▶ [Brief] Each line containing the word "text" should be found and copied.

▶ [Dataset]
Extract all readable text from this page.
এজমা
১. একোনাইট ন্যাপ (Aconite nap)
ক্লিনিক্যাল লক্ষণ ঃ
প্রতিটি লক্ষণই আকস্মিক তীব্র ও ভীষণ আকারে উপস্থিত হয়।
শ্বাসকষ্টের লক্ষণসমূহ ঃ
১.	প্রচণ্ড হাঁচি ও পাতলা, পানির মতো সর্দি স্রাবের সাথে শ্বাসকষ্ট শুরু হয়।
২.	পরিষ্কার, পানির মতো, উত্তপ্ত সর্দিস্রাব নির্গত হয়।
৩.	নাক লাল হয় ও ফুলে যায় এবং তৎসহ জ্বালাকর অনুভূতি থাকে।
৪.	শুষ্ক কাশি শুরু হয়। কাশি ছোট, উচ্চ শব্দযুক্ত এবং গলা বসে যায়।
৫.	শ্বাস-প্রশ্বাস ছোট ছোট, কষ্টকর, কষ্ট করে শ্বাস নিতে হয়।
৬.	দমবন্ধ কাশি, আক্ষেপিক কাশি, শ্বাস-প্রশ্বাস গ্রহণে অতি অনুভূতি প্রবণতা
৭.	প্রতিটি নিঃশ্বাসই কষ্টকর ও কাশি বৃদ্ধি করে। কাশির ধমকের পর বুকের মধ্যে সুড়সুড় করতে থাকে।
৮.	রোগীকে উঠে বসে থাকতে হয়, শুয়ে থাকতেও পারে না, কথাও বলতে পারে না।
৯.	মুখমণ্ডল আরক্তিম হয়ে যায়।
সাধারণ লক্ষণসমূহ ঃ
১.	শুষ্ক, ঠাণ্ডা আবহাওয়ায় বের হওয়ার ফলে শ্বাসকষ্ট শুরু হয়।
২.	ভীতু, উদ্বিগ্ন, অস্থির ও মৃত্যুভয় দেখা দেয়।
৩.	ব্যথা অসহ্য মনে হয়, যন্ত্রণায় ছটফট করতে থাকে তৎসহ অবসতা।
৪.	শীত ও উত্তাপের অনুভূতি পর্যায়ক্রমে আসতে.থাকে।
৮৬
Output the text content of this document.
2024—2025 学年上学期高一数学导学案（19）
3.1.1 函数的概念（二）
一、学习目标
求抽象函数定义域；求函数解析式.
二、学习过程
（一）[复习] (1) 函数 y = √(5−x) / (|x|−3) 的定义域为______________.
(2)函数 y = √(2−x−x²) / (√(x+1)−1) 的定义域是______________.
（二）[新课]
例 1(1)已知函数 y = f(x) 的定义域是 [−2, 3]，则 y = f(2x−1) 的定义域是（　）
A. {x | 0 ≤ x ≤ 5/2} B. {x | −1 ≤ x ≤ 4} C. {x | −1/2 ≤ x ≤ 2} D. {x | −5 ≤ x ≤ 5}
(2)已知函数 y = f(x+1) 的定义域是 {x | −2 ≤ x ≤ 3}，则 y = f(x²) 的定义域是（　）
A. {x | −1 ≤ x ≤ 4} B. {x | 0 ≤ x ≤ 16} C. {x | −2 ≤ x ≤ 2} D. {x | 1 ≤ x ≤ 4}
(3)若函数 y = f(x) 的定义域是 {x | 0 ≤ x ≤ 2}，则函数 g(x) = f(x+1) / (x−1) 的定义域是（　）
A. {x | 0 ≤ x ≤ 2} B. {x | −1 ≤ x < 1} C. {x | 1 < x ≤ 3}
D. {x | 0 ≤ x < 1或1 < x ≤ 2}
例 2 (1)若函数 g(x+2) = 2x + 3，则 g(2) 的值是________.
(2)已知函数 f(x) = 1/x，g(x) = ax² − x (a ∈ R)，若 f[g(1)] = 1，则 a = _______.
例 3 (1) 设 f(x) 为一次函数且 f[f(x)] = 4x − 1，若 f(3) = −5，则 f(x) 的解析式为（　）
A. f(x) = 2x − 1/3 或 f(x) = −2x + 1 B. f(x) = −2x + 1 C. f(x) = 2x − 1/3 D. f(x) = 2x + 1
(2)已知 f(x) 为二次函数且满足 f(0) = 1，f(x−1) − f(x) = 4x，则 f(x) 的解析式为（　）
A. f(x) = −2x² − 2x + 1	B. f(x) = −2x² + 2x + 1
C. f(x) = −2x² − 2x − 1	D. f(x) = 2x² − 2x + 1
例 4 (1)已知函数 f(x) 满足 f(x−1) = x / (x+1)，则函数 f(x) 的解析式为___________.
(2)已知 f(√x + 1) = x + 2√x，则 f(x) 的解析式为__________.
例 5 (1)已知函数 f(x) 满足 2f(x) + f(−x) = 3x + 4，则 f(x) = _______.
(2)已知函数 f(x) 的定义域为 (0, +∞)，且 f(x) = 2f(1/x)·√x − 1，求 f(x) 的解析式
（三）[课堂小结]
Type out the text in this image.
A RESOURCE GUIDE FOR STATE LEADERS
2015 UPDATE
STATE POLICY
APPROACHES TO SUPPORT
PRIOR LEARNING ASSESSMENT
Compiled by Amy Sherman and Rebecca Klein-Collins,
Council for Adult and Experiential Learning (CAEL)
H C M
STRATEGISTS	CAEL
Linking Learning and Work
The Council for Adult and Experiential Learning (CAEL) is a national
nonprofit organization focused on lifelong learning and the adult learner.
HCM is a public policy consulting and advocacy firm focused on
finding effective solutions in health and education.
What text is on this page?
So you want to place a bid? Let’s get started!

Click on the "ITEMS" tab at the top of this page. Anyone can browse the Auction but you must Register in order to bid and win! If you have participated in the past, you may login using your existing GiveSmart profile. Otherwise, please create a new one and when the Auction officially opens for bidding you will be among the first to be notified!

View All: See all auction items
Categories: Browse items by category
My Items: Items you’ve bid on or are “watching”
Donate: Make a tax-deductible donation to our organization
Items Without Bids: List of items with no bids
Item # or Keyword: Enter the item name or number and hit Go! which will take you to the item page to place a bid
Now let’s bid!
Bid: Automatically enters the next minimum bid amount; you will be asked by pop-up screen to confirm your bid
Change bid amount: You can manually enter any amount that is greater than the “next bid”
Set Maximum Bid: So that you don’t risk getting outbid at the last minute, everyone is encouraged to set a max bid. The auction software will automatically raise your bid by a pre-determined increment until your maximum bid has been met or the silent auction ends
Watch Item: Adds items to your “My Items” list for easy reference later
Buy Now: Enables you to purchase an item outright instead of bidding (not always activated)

▶ [Solution to this exercise]
Extract all readable text from this page.
Output the text content of this document.
Type out the text in this image.
What text is on this page?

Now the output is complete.